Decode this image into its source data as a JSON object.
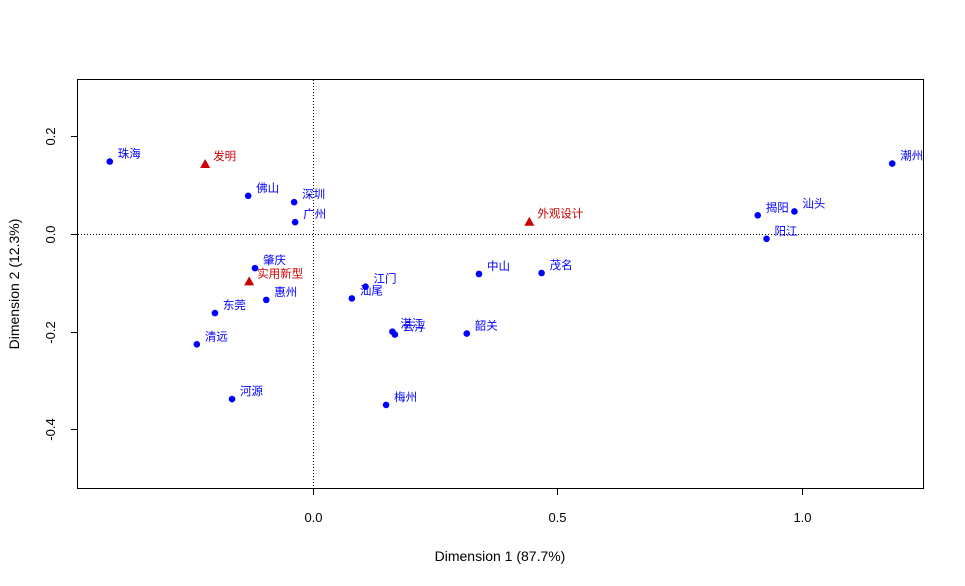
{
  "chart_data": {
    "type": "scatter",
    "title": "",
    "xlabel": "Dimension 1 (87.7%)",
    "ylabel": "Dimension 2 (12.3%)",
    "xlim": [
      -0.48,
      1.25
    ],
    "ylim": [
      -0.52,
      0.315
    ],
    "xticks": [
      0.0,
      0.5,
      1.0
    ],
    "xtick_labels": [
      "0.0",
      "0.5",
      "1.0"
    ],
    "yticks": [
      0.2,
      0.0,
      -0.2,
      -0.4
    ],
    "ytick_labels": [
      "0.2",
      "0.0",
      "-0.2",
      "-0.4"
    ],
    "reference_lines": {
      "x": 0,
      "y": 0,
      "style": "dotted"
    },
    "colors": {
      "rows": "#0000ff",
      "cols": "#cc0000"
    },
    "series": [
      {
        "name": "rows",
        "marker": "circle",
        "points": [
          {
            "label": "珠海",
            "x": -0.415,
            "y": 0.148
          },
          {
            "label": "佛山",
            "x": -0.132,
            "y": 0.078
          },
          {
            "label": "深圳",
            "x": -0.038,
            "y": 0.065
          },
          {
            "label": "广州",
            "x": -0.036,
            "y": 0.024
          },
          {
            "label": "肇庆",
            "x": -0.118,
            "y": -0.07
          },
          {
            "label": "惠州",
            "x": -0.095,
            "y": -0.135
          },
          {
            "label": "东莞",
            "x": -0.2,
            "y": -0.162
          },
          {
            "label": "清远",
            "x": -0.237,
            "y": -0.226
          },
          {
            "label": "河源",
            "x": -0.165,
            "y": -0.338
          },
          {
            "label": "江门",
            "x": 0.108,
            "y": -0.108
          },
          {
            "label": "汕尾",
            "x": 0.08,
            "y": -0.132
          },
          {
            "label": "湛江",
            "x": 0.163,
            "y": -0.2
          },
          {
            "label": "云浮",
            "x": 0.168,
            "y": -0.206
          },
          {
            "label": "梅州",
            "x": 0.15,
            "y": -0.35
          },
          {
            "label": "韶关",
            "x": 0.315,
            "y": -0.204
          },
          {
            "label": "中山",
            "x": 0.34,
            "y": -0.082
          },
          {
            "label": "茂名",
            "x": 0.468,
            "y": -0.08
          },
          {
            "label": "揭阳",
            "x": 0.91,
            "y": 0.038
          },
          {
            "label": "汕头",
            "x": 0.985,
            "y": 0.046
          },
          {
            "label": "阳江",
            "x": 0.928,
            "y": -0.01
          },
          {
            "label": "潮州",
            "x": 1.185,
            "y": 0.144
          }
        ]
      },
      {
        "name": "cols",
        "marker": "triangle",
        "points": [
          {
            "label": "发明",
            "x": -0.22,
            "y": 0.143
          },
          {
            "label": "外观设计",
            "x": 0.443,
            "y": 0.025
          },
          {
            "label": "实用新型",
            "x": -0.13,
            "y": -0.097
          }
        ]
      }
    ]
  }
}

◆ ◆ ◆ ◆ ◆

→ **SHORT TASK**: Copy the records exactly as they appear, excluding images.

→ **RESULT**:
Decode this image into its source data as a JSON object.
{
  "chart_data": {
    "type": "scatter",
    "title": "",
    "xlabel": "Dimension 1 (87.7%)",
    "ylabel": "Dimension 2 (12.3%)",
    "xlim": [
      -0.48,
      1.25
    ],
    "ylim": [
      -0.52,
      0.315
    ],
    "xticks": [
      0.0,
      0.5,
      1.0
    ],
    "xtick_labels": [
      "0.0",
      "0.5",
      "1.0"
    ],
    "yticks": [
      0.2,
      0.0,
      -0.2,
      -0.4
    ],
    "ytick_labels": [
      "0.2",
      "0.0",
      "-0.2",
      "-0.4"
    ],
    "reference_lines": {
      "x": 0,
      "y": 0,
      "style": "dotted"
    },
    "colors": {
      "rows": "#0000ff",
      "cols": "#cc0000"
    },
    "series": [
      {
        "name": "rows",
        "marker": "circle",
        "points": [
          {
            "label": "珠海",
            "x": -0.415,
            "y": 0.148
          },
          {
            "label": "佛山",
            "x": -0.132,
            "y": 0.078
          },
          {
            "label": "深圳",
            "x": -0.038,
            "y": 0.065
          },
          {
            "label": "广州",
            "x": -0.036,
            "y": 0.024
          },
          {
            "label": "肇庆",
            "x": -0.118,
            "y": -0.07
          },
          {
            "label": "惠州",
            "x": -0.095,
            "y": -0.135
          },
          {
            "label": "东莞",
            "x": -0.2,
            "y": -0.162
          },
          {
            "label": "清远",
            "x": -0.237,
            "y": -0.226
          },
          {
            "label": "河源",
            "x": -0.165,
            "y": -0.338
          },
          {
            "label": "江门",
            "x": 0.108,
            "y": -0.108
          },
          {
            "label": "汕尾",
            "x": 0.08,
            "y": -0.132
          },
          {
            "label": "湛江",
            "x": 0.163,
            "y": -0.2
          },
          {
            "label": "云浮",
            "x": 0.168,
            "y": -0.206
          },
          {
            "label": "梅州",
            "x": 0.15,
            "y": -0.35
          },
          {
            "label": "韶关",
            "x": 0.315,
            "y": -0.204
          },
          {
            "label": "中山",
            "x": 0.34,
            "y": -0.082
          },
          {
            "label": "茂名",
            "x": 0.468,
            "y": -0.08
          },
          {
            "label": "揭阳",
            "x": 0.91,
            "y": 0.038
          },
          {
            "label": "汕头",
            "x": 0.985,
            "y": 0.046
          },
          {
            "label": "阳江",
            "x": 0.928,
            "y": -0.01
          },
          {
            "label": "潮州",
            "x": 1.185,
            "y": 0.144
          }
        ]
      },
      {
        "name": "cols",
        "marker": "triangle",
        "points": [
          {
            "label": "发明",
            "x": -0.22,
            "y": 0.143
          },
          {
            "label": "外观设计",
            "x": 0.443,
            "y": 0.025
          },
          {
            "label": "实用新型",
            "x": -0.13,
            "y": -0.097
          }
        ]
      }
    ]
  }
}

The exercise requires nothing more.